[TASK MATERIAL]
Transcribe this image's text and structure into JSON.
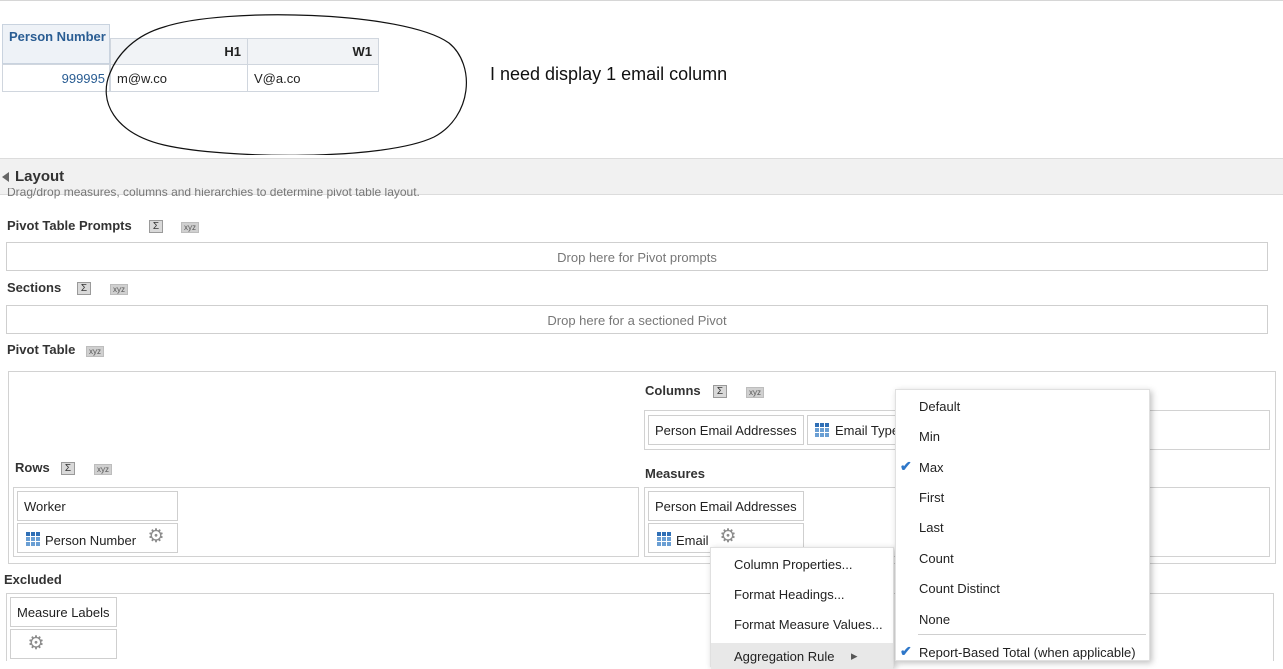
{
  "preview": {
    "row_header": "Person Number",
    "col_headers": [
      "H1",
      "W1"
    ],
    "row_value": "999995",
    "cells": [
      "m@w.co",
      "V@a.co"
    ],
    "note": "I need display 1 email column"
  },
  "layout": {
    "title": "Layout",
    "hint": "Drag/drop measures, columns and hierarchies to determine pivot table layout.",
    "sigma": "Σ",
    "xyz": "xyz",
    "pivot_prompts_label": "Pivot Table Prompts",
    "pivot_prompts_drop": "Drop here for Pivot prompts",
    "sections_label": "Sections",
    "sections_drop": "Drop here for a sectioned Pivot",
    "pivot_table_label": "Pivot Table",
    "columns_label": "Columns",
    "columns_chips": [
      "Person Email Addresses",
      "Email Type"
    ],
    "rows_label": "Rows",
    "rows_chips": [
      "Worker",
      "Person Number"
    ],
    "measures_label": "Measures",
    "measures_chips": [
      "Person Email Addresses",
      "Email"
    ],
    "excluded_label": "Excluded",
    "excluded_chips": [
      "Measure Labels"
    ]
  },
  "context_menu": {
    "items": [
      "Column Properties...",
      "Format Headings...",
      "Format Measure Values...",
      "Aggregation Rule"
    ],
    "submenu_arrow": "▸"
  },
  "aggregation_menu": {
    "items": [
      "Default",
      "Min",
      "Max",
      "First",
      "Last",
      "Count",
      "Count Distinct",
      "None",
      "Report-Based Total (when applicable)"
    ],
    "checked": [
      "Max",
      "Report-Based Total (when applicable)"
    ],
    "check_color": "#2e77c9"
  }
}
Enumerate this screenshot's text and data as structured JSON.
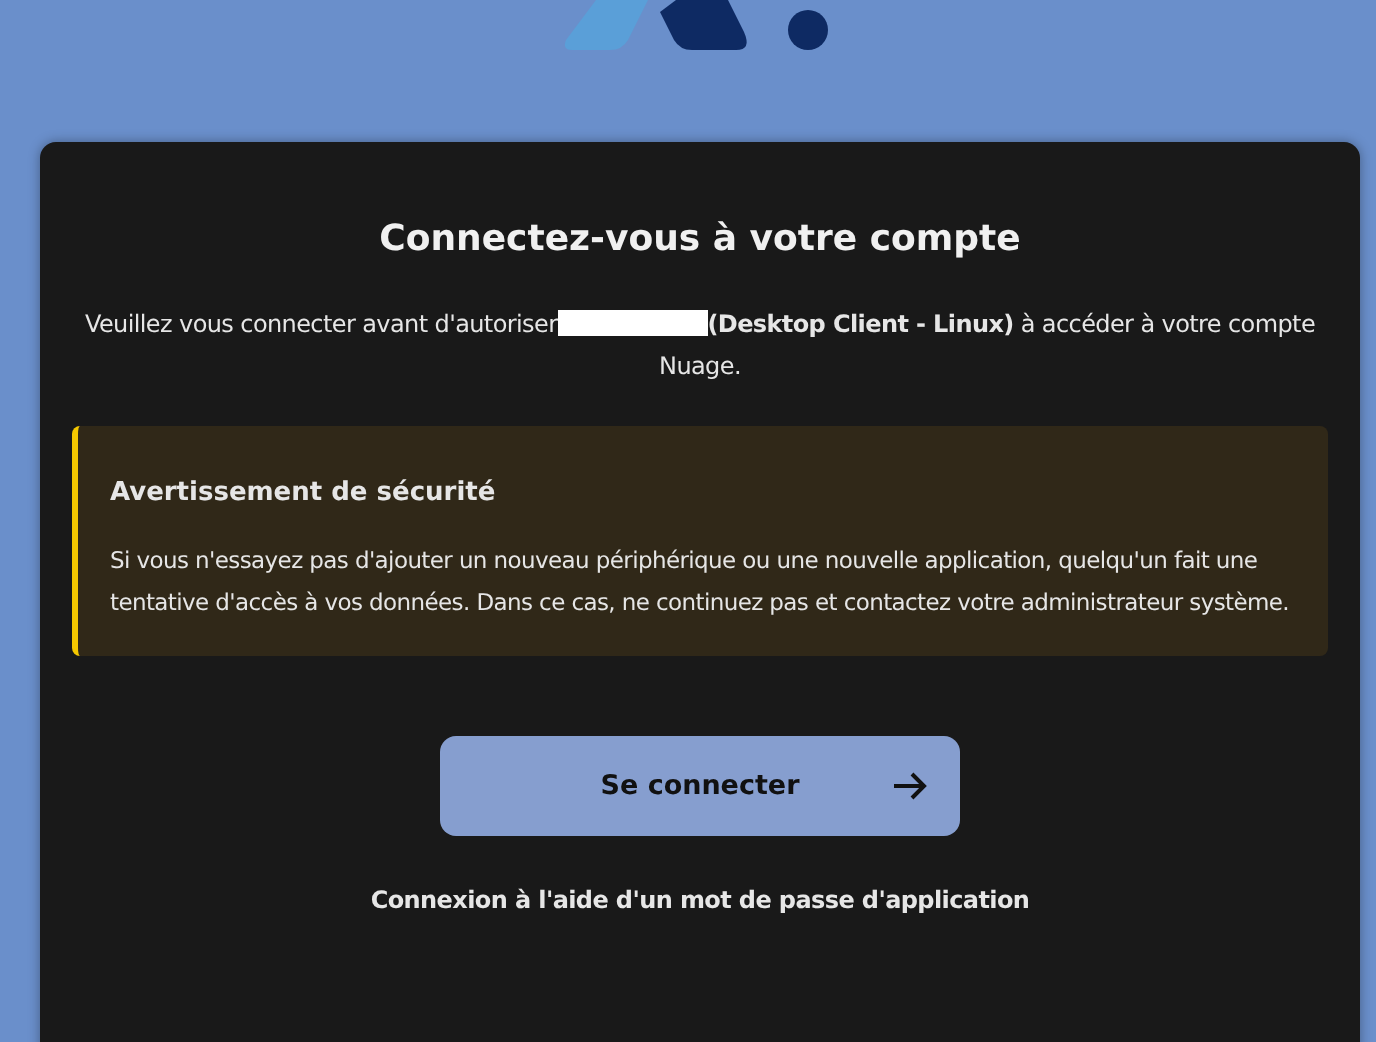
{
  "title": "Connectez-vous à votre compte",
  "intro": {
    "before": "Veuillez vous connecter avant d'autoriser",
    "redacted": true,
    "after": "**(Desktop Client - Linux)** à accéder à votre compte Nuage."
  },
  "warning": {
    "title": "Avertissement de sécurité",
    "text": "Si vous n'essayez pas d'ajouter un nouveau périphérique ou une nouvelle application, quelqu'un fait une tentative d'accès à vos données. Dans ce cas, ne continuez pas et contactez votre administrateur système."
  },
  "login_button": {
    "label": "Se connecter"
  },
  "app_password_link": "Connexion à l'aide d'un mot de passe d'application"
}
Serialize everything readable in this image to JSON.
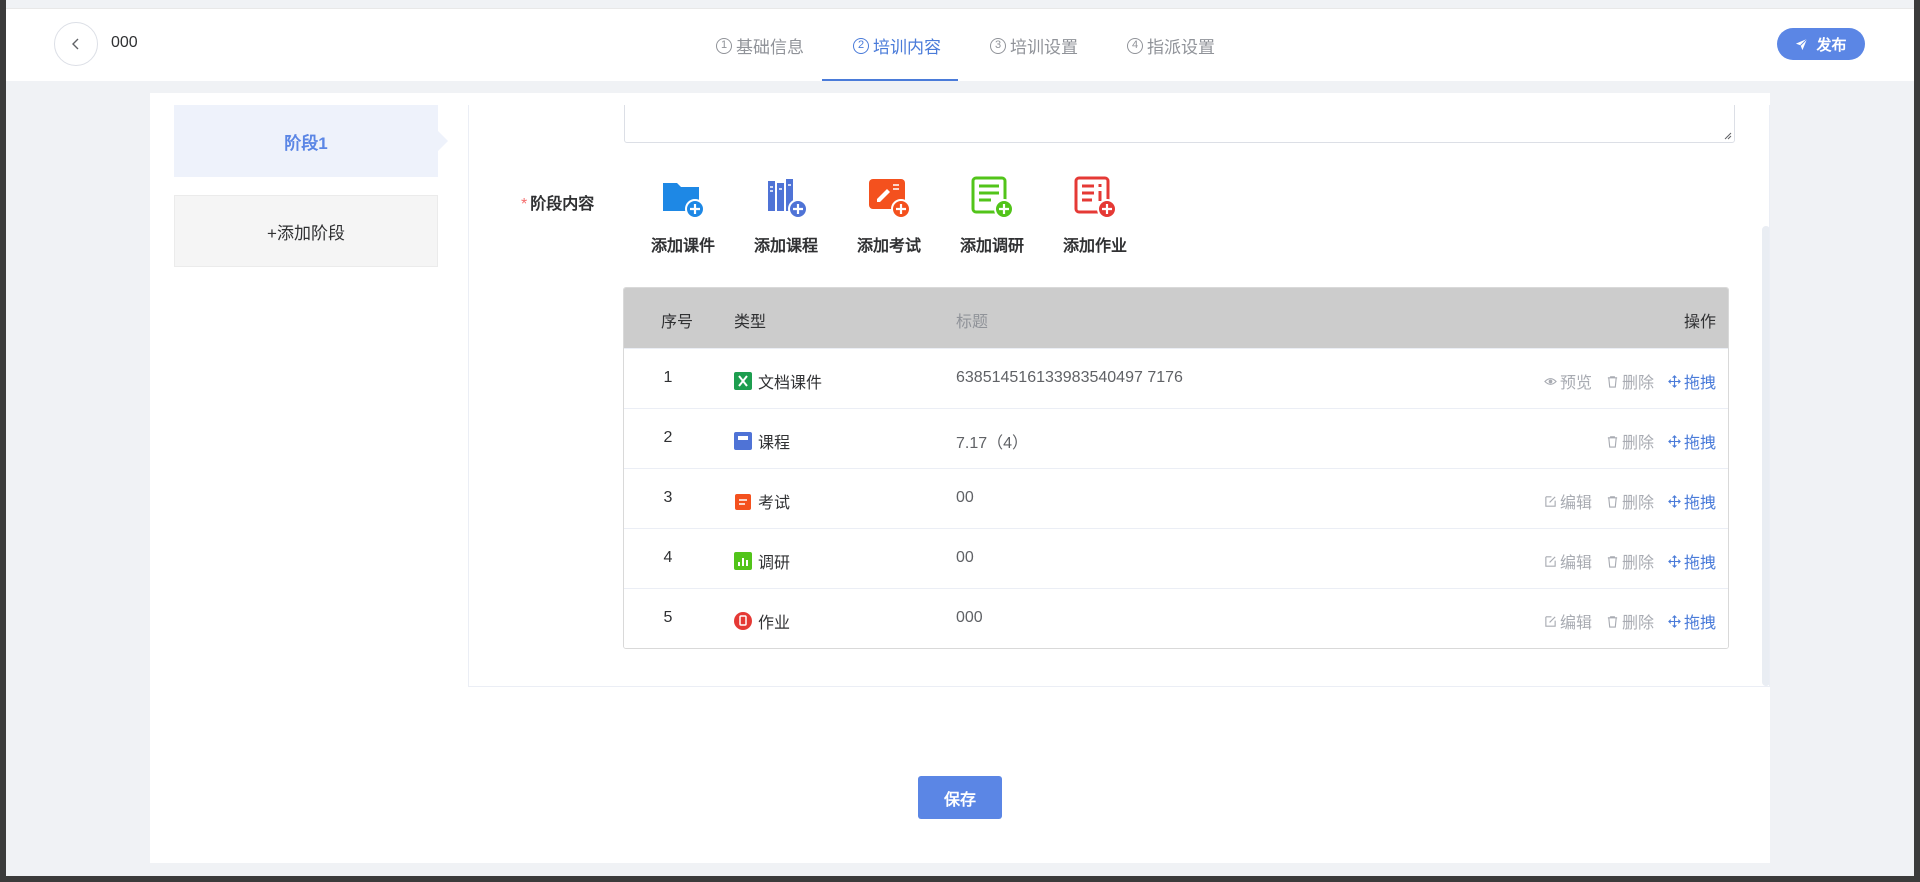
{
  "header": {
    "title": "000",
    "steps": [
      {
        "num": "1",
        "label": "基础信息"
      },
      {
        "num": "2",
        "label": "培训内容"
      },
      {
        "num": "3",
        "label": "培训设置"
      },
      {
        "num": "4",
        "label": "指派设置"
      }
    ],
    "active_step": 1,
    "publish_label": "发布"
  },
  "stages": {
    "items": [
      {
        "label": "阶段1"
      }
    ],
    "add_label": "+添加阶段"
  },
  "form": {
    "required_mark": "*",
    "content_label": "阶段内容",
    "add_buttons": [
      {
        "label": "添加课件",
        "icon": "folder-add-icon",
        "color": "#1e88e5"
      },
      {
        "label": "添加课程",
        "icon": "books-add-icon",
        "color": "#4f73d6"
      },
      {
        "label": "添加考试",
        "icon": "exam-add-icon",
        "color": "#f4511e"
      },
      {
        "label": "添加调研",
        "icon": "survey-add-icon",
        "color": "#52c41a"
      },
      {
        "label": "添加作业",
        "icon": "homework-add-icon",
        "color": "#e53935"
      }
    ]
  },
  "table": {
    "headers": {
      "seq": "序号",
      "type": "类型",
      "title": "标题",
      "ops": "操作"
    },
    "rows": [
      {
        "seq": "1",
        "type": "文档课件",
        "type_icon": "excel-icon",
        "title": "638514516133983540497 7176",
        "ops": [
          "预览",
          "删除",
          "拖拽"
        ]
      },
      {
        "seq": "2",
        "type": "课程",
        "type_icon": "course-icon",
        "title": "7.17（4）",
        "ops": [
          "删除",
          "拖拽"
        ]
      },
      {
        "seq": "3",
        "type": "考试",
        "type_icon": "exam-icon",
        "title": "00",
        "ops": [
          "编辑",
          "删除",
          "拖拽"
        ]
      },
      {
        "seq": "4",
        "type": "调研",
        "type_icon": "survey-icon",
        "title": "00",
        "ops": [
          "编辑",
          "删除",
          "拖拽"
        ]
      },
      {
        "seq": "5",
        "type": "作业",
        "type_icon": "homework-icon",
        "title": "000",
        "ops": [
          "编辑",
          "删除",
          "拖拽"
        ]
      }
    ]
  },
  "save_label": "保存",
  "colors": {
    "accent": "#5b86e5",
    "required": "#f56c6c",
    "table_header": "#cccccc"
  }
}
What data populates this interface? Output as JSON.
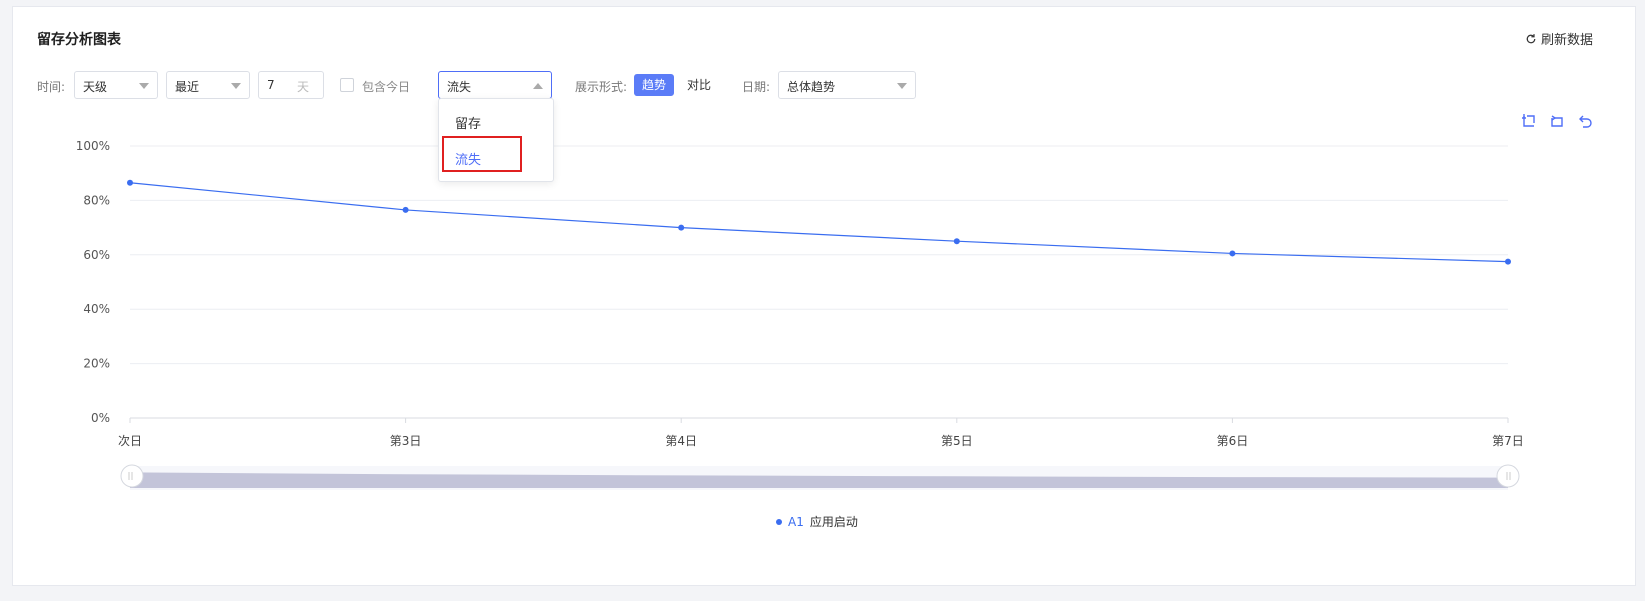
{
  "header": {
    "title": "留存分析图表",
    "refresh_label": "刷新数据"
  },
  "filters": {
    "time_label": "时间:",
    "granularity": "天级",
    "range": "最近",
    "days_value": "7",
    "days_unit": "天",
    "include_today_label": "包含今日",
    "include_today_checked": false,
    "type_select_value": "流失",
    "display_label": "展示形式:",
    "display_trend": "趋势",
    "display_compare": "对比",
    "date_label": "日期:",
    "date_value": "总体趋势"
  },
  "dropdown": {
    "options": [
      "留存",
      "流失"
    ],
    "selected": "流失"
  },
  "legend": {
    "prefix": "A1",
    "name": "应用启动"
  },
  "colors": {
    "accent": "#4f6ef7",
    "series": "#3a6df0",
    "highlight": "#e02020",
    "slider_fill": "#c3c4d9"
  },
  "chart_data": {
    "type": "line",
    "categories": [
      "次日",
      "第3日",
      "第4日",
      "第5日",
      "第6日",
      "第7日"
    ],
    "series": [
      {
        "name": "A1 应用启动",
        "values": [
          86.5,
          76.5,
          70,
          65,
          60.5,
          57.5
        ]
      }
    ],
    "y_ticks": [
      "0%",
      "20%",
      "40%",
      "60%",
      "80%",
      "100%"
    ],
    "ylim": [
      0,
      100
    ],
    "grid": true,
    "legend_position": "bottom-center"
  }
}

[STATED GOAL] Give the data again exactly as written, with all pictures left out.

[PROBLEM SOLUTION]
Transcribe this image's text and structure into JSON.
{
  "preview": {
    "row_header": "Person Number",
    "col_headers": [
      "H1",
      "W1"
    ],
    "row_value": "999995",
    "cells": [
      "m@w.co",
      "V@a.co"
    ],
    "note": "I need display 1 email column"
  },
  "layout": {
    "title": "Layout",
    "hint": "Drag/drop measures, columns and hierarchies to determine pivot table layout.",
    "sigma": "Σ",
    "xyz": "xyz",
    "pivot_prompts_label": "Pivot Table Prompts",
    "pivot_prompts_drop": "Drop here for Pivot prompts",
    "sections_label": "Sections",
    "sections_drop": "Drop here for a sectioned Pivot",
    "pivot_table_label": "Pivot Table",
    "columns_label": "Columns",
    "columns_chips": [
      "Person Email Addresses",
      "Email Type"
    ],
    "rows_label": "Rows",
    "rows_chips": [
      "Worker",
      "Person Number"
    ],
    "measures_label": "Measures",
    "measures_chips": [
      "Person Email Addresses",
      "Email"
    ],
    "excluded_label": "Excluded",
    "excluded_chips": [
      "Measure Labels"
    ]
  },
  "context_menu": {
    "items": [
      "Column Properties...",
      "Format Headings...",
      "Format Measure Values...",
      "Aggregation Rule"
    ],
    "submenu_arrow": "▸"
  },
  "aggregation_menu": {
    "items": [
      "Default",
      "Min",
      "Max",
      "First",
      "Last",
      "Count",
      "Count Distinct",
      "None",
      "Report-Based Total (when applicable)"
    ],
    "checked": [
      "Max",
      "Report-Based Total (when applicable)"
    ],
    "check_color": "#2e77c9"
  }
}
Enumerate this screenshot's text and data as structured JSON.
{
  "title": "Connectez-vous à votre compte",
  "intro": {
    "before": "Veuillez vous connecter avant d'autoriser",
    "redacted": true,
    "after": "**(Desktop Client - Linux)** à accéder à votre compte Nuage."
  },
  "warning": {
    "title": "Avertissement de sécurité",
    "text": "Si vous n'essayez pas d'ajouter un nouveau périphérique ou une nouvelle application, quelqu'un fait une tentative d'accès à vos données. Dans ce cas, ne continuez pas et contactez votre administrateur système."
  },
  "login_button": {
    "label": "Se connecter"
  },
  "app_password_link": "Connexion à l'aide d'un mot de passe d'application"
}
Serialize everything readable in this image to JSON.
{
  "header": {
    "title": "000",
    "steps": [
      {
        "num": "1",
        "label": "基础信息"
      },
      {
        "num": "2",
        "label": "培训内容"
      },
      {
        "num": "3",
        "label": "培训设置"
      },
      {
        "num": "4",
        "label": "指派设置"
      }
    ],
    "active_step": 1,
    "publish_label": "发布"
  },
  "stages": {
    "items": [
      {
        "label": "阶段1"
      }
    ],
    "add_label": "+添加阶段"
  },
  "form": {
    "required_mark": "*",
    "content_label": "阶段内容",
    "add_buttons": [
      {
        "label": "添加课件",
        "icon": "folder-add-icon",
        "color": "#1e88e5"
      },
      {
        "label": "添加课程",
        "icon": "books-add-icon",
        "color": "#4f73d6"
      },
      {
        "label": "添加考试",
        "icon": "exam-add-icon",
        "color": "#f4511e"
      },
      {
        "label": "添加调研",
        "icon": "survey-add-icon",
        "color": "#52c41a"
      },
      {
        "label": "添加作业",
        "icon": "homework-add-icon",
        "color": "#e53935"
      }
    ]
  },
  "table": {
    "headers": {
      "seq": "序号",
      "type": "类型",
      "title": "标题",
      "ops": "操作"
    },
    "rows": [
      {
        "seq": "1",
        "type": "文档课件",
        "type_icon": "excel-icon",
        "title": "638514516133983540497 7176",
        "ops": [
          "预览",
          "删除",
          "拖拽"
        ]
      },
      {
        "seq": "2",
        "type": "课程",
        "type_icon": "course-icon",
        "title": "7.17（4）",
        "ops": [
          "删除",
          "拖拽"
        ]
      },
      {
        "seq": "3",
        "type": "考试",
        "type_icon": "exam-icon",
        "title": "00",
        "ops": [
          "编辑",
          "删除",
          "拖拽"
        ]
      },
      {
        "seq": "4",
        "type": "调研",
        "type_icon": "survey-icon",
        "title": "00",
        "ops": [
          "编辑",
          "删除",
          "拖拽"
        ]
      },
      {
        "seq": "5",
        "type": "作业",
        "type_icon": "homework-icon",
        "title": "000",
        "ops": [
          "编辑",
          "删除",
          "拖拽"
        ]
      }
    ]
  },
  "save_label": "保存",
  "colors": {
    "accent": "#5b86e5",
    "required": "#f56c6c",
    "table_header": "#cccccc"
  }
}
What data populates this interface? Output as JSON.
{
  "header": {
    "title": "留存分析图表",
    "refresh_label": "刷新数据"
  },
  "filters": {
    "time_label": "时间:",
    "granularity": "天级",
    "range": "最近",
    "days_value": "7",
    "days_unit": "天",
    "include_today_label": "包含今日",
    "include_today_checked": false,
    "type_select_value": "流失",
    "display_label": "展示形式:",
    "display_trend": "趋势",
    "display_compare": "对比",
    "date_label": "日期:",
    "date_value": "总体趋势"
  },
  "dropdown": {
    "options": [
      "留存",
      "流失"
    ],
    "selected": "流失"
  },
  "legend": {
    "prefix": "A1",
    "name": "应用启动"
  },
  "colors": {
    "accent": "#4f6ef7",
    "series": "#3a6df0",
    "highlight": "#e02020",
    "slider_fill": "#c3c4d9"
  },
  "chart_data": {
    "type": "line",
    "categories": [
      "次日",
      "第3日",
      "第4日",
      "第5日",
      "第6日",
      "第7日"
    ],
    "series": [
      {
        "name": "A1 应用启动",
        "values": [
          86.5,
          76.5,
          70,
          65,
          60.5,
          57.5
        ]
      }
    ],
    "y_ticks": [
      "0%",
      "20%",
      "40%",
      "60%",
      "80%",
      "100%"
    ],
    "ylim": [
      0,
      100
    ],
    "grid": true,
    "legend_position": "bottom-center"
  }
}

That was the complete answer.